◆ **Source records**
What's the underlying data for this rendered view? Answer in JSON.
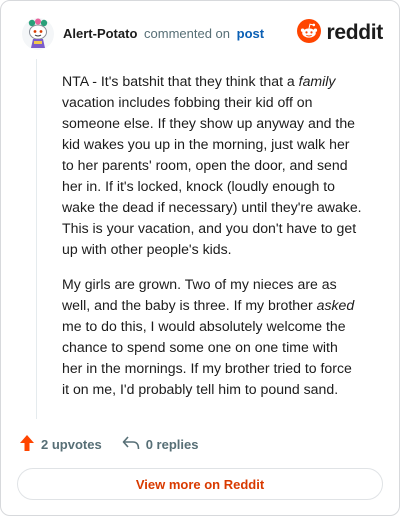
{
  "comment": {
    "username": "Alert-Potato",
    "meta_text": "commented on",
    "post_link": "post",
    "logo_text": "reddit",
    "paragraph1": {
      "before_italic": "NTA - It's batshit that they think that a ",
      "italic": "family",
      "after_italic": " vacation includes fobbing their kid off on someone else. If they show up anyway and the kid wakes you up in the morning, just walk her to her parents' room, open the door, and send her in. If it's locked, knock (loudly enough to wake the dead if necessary) until they're awake. This is your vacation, and you don't have to get up with other people's kids."
    },
    "paragraph2": {
      "before_italic": "My girls are grown. Two of my nieces are as well, and the baby is three. If my brother ",
      "italic": "asked",
      "after_italic": " me to do this, I would absolutely welcome the chance to spend some one on one time with her in the mornings. If my brother tried to force it on me, I'd probably tell him to pound sand."
    },
    "upvotes": "2 upvotes",
    "replies": "0 replies",
    "view_more": "View more on Reddit"
  },
  "colors": {
    "brand": "#ff4500",
    "link": "#0a5fb4",
    "view_more": "#d93a00",
    "muted": "#576f76"
  },
  "icons": {
    "avatar": "snoo-avatar-icon",
    "logo": "reddit-snoo-icon",
    "upvote": "upvote-arrow-icon",
    "reply": "reply-arrow-icon"
  }
}
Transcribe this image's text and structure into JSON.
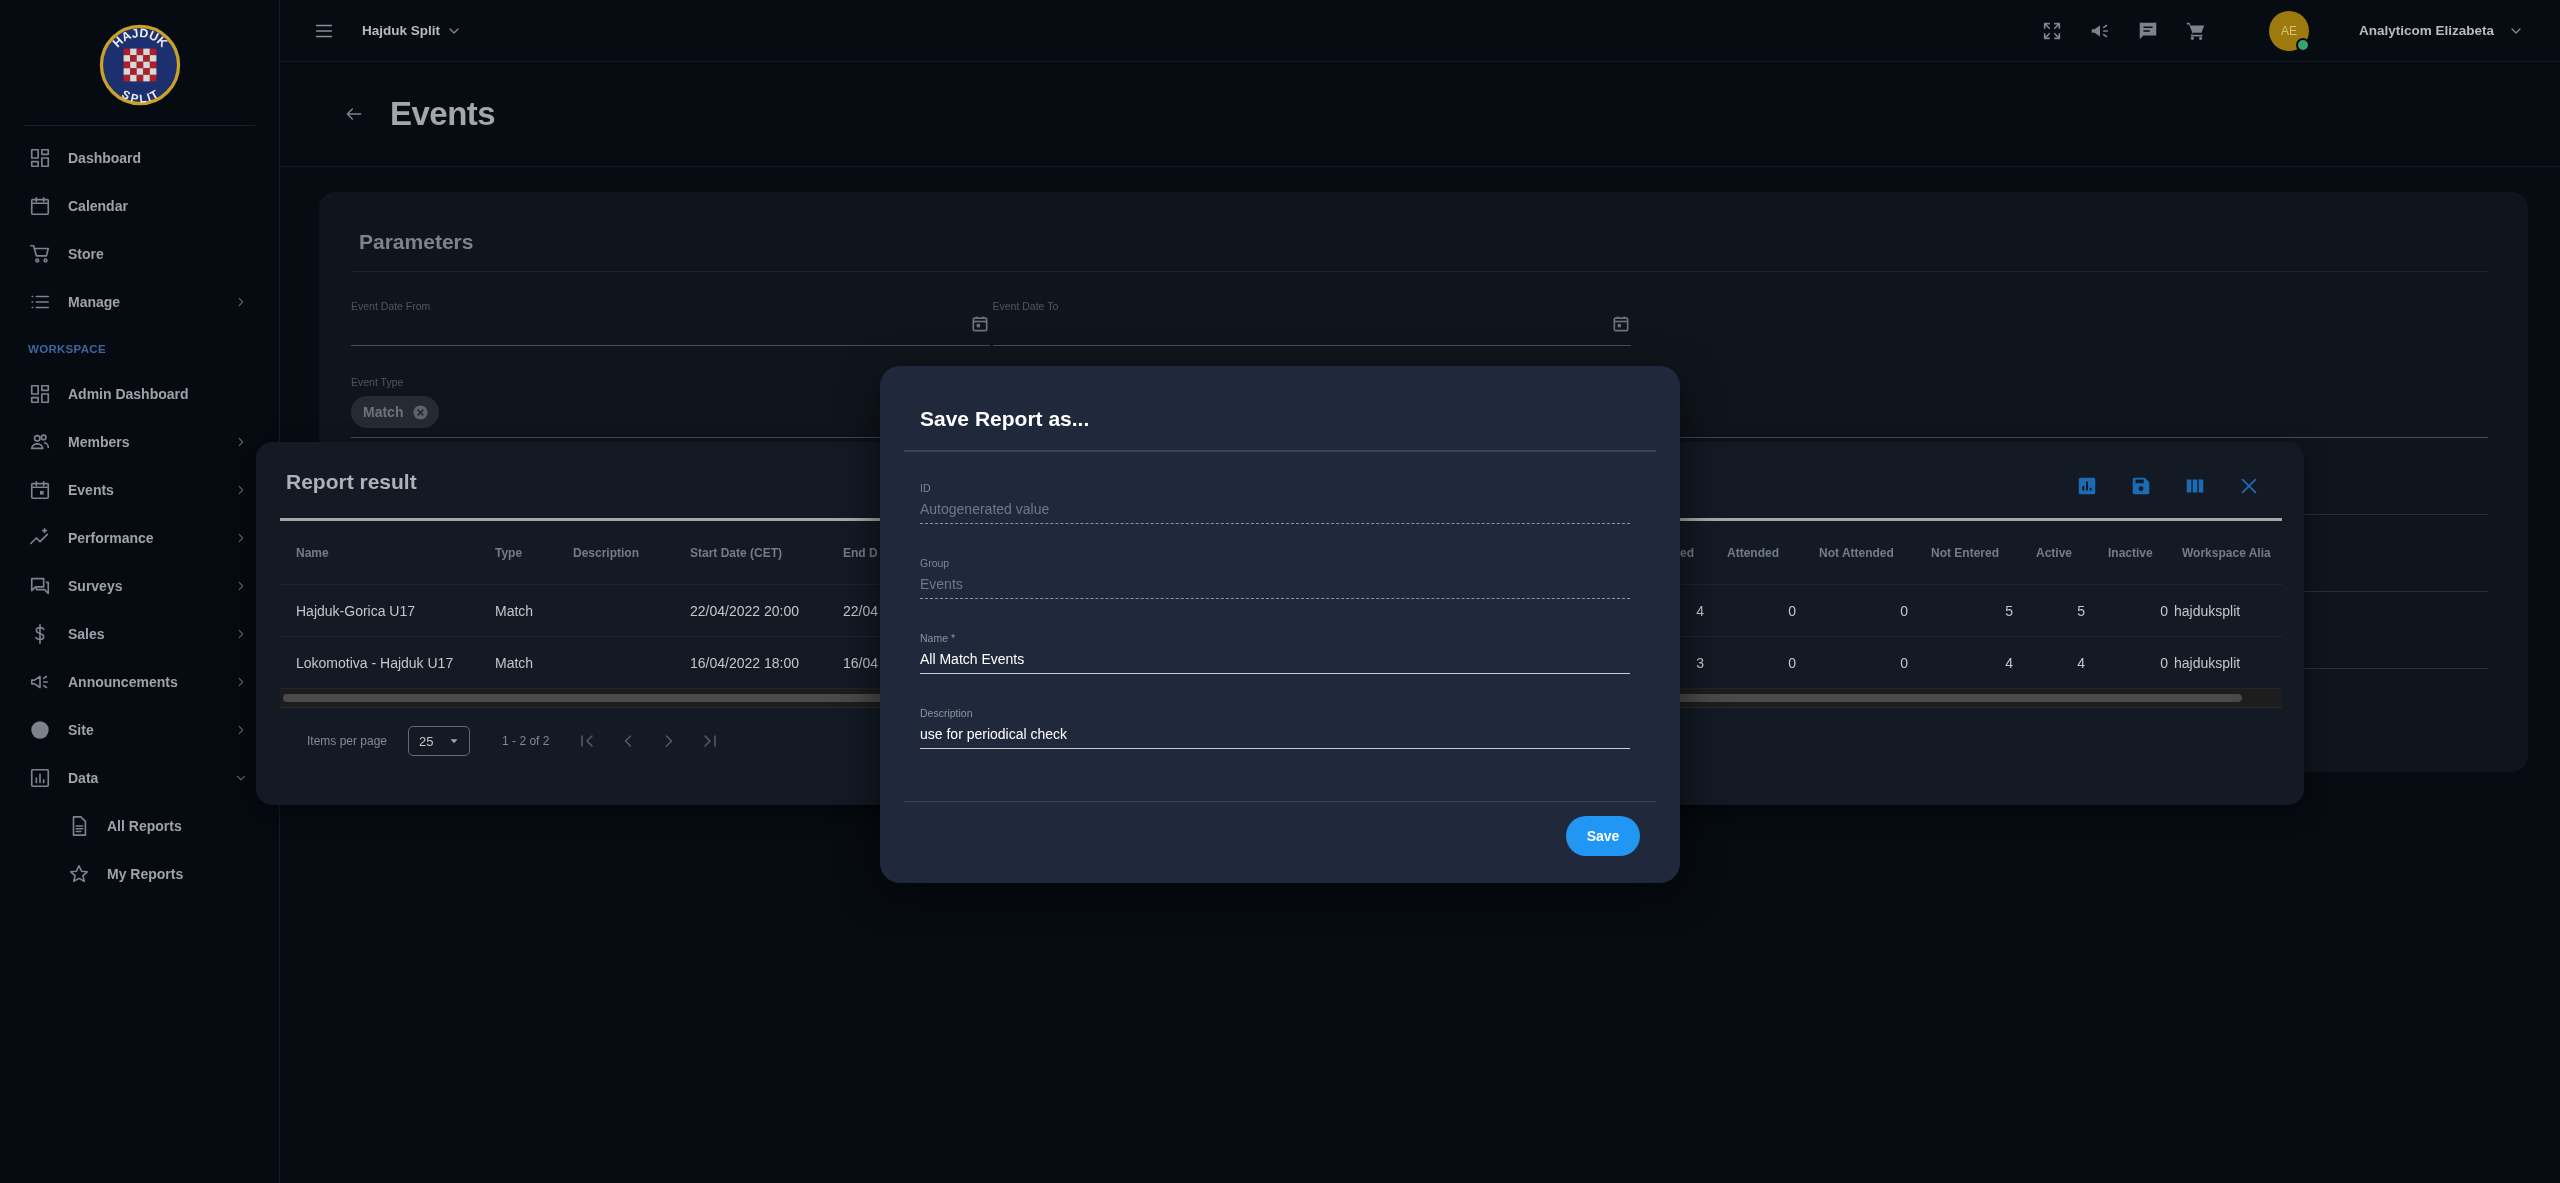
{
  "logo": {
    "top_text": "HAJDUK",
    "bottom_text": "SPLIT"
  },
  "sidebar": {
    "items": [
      {
        "label": "Dashboard"
      },
      {
        "label": "Calendar"
      },
      {
        "label": "Store"
      },
      {
        "label": "Manage",
        "expanded": false
      }
    ],
    "section": "WORKSPACE",
    "workspace_items": [
      {
        "label": "Admin Dashboard"
      },
      {
        "label": "Members",
        "expanded": false
      },
      {
        "label": "Events",
        "expanded": false
      },
      {
        "label": "Performance",
        "expanded": false
      },
      {
        "label": "Surveys",
        "expanded": false
      },
      {
        "label": "Sales",
        "expanded": false
      },
      {
        "label": "Announcements",
        "expanded": false
      },
      {
        "label": "Site",
        "expanded": false
      },
      {
        "label": "Data",
        "expanded": true,
        "children": [
          {
            "label": "All Reports"
          },
          {
            "label": "My Reports"
          }
        ]
      }
    ]
  },
  "top_bar": {
    "workspace": "Hajduk Split",
    "avatar_initials": "AE",
    "online": true,
    "user": "Analyticom Elizabeta"
  },
  "page": {
    "title": "Events"
  },
  "parameters": {
    "title": "Parameters",
    "date_fields": [
      {
        "label": "Event Date From"
      },
      {
        "label": "Event Date To"
      }
    ],
    "event_type": {
      "label": "Event Type",
      "chips": [
        "Match"
      ]
    }
  },
  "report": {
    "title": "Report result",
    "left_columns": [
      {
        "label": "Name"
      },
      {
        "label": "Type"
      },
      {
        "label": "Description"
      },
      {
        "label": "Start Date (CET)"
      },
      {
        "label": "End D"
      }
    ],
    "right_columns": [
      {
        "label": "ed",
        "kind": "number"
      },
      {
        "label": "Attended",
        "kind": "number"
      },
      {
        "label": "Not Attended",
        "kind": "number"
      },
      {
        "label": "Not Entered",
        "kind": "number"
      },
      {
        "label": "Active",
        "kind": "number"
      },
      {
        "label": "Inactive",
        "kind": "number"
      },
      {
        "label": "Workspace Alia",
        "kind": "text"
      }
    ],
    "rows": [
      {
        "left_cells": [
          "Hajduk-Gorica U17",
          "Match",
          "",
          "22/04/2022 20:00",
          "22/04"
        ],
        "right_cells": [
          "4",
          "0",
          "0",
          "5",
          "5",
          "0",
          "hajduksplit"
        ]
      },
      {
        "left_cells": [
          "Lokomotiva - Hajduk U17",
          "Match",
          "",
          "16/04/2022 18:00",
          "16/04"
        ],
        "right_cells": [
          "3",
          "0",
          "0",
          "4",
          "4",
          "0",
          "hajduksplit"
        ]
      }
    ],
    "pagination": {
      "label": "Items per page",
      "page_size": "25",
      "range": "1 - 2 of 2"
    }
  },
  "dialog": {
    "title": "Save Report as...",
    "fields": [
      {
        "label": "ID",
        "placeholder": "Autogenerated value",
        "disabled": true
      },
      {
        "label": "Group",
        "placeholder": "Events",
        "disabled": true
      },
      {
        "label": "Name *",
        "value": "All Match Events",
        "disabled": false
      },
      {
        "label": "Description",
        "value": "use for periodical check",
        "disabled": false
      }
    ],
    "button": "Save"
  }
}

◆ **Problem requirements**
Give the count of lines holding the word "title", with no other words.

◆ **Written response**
4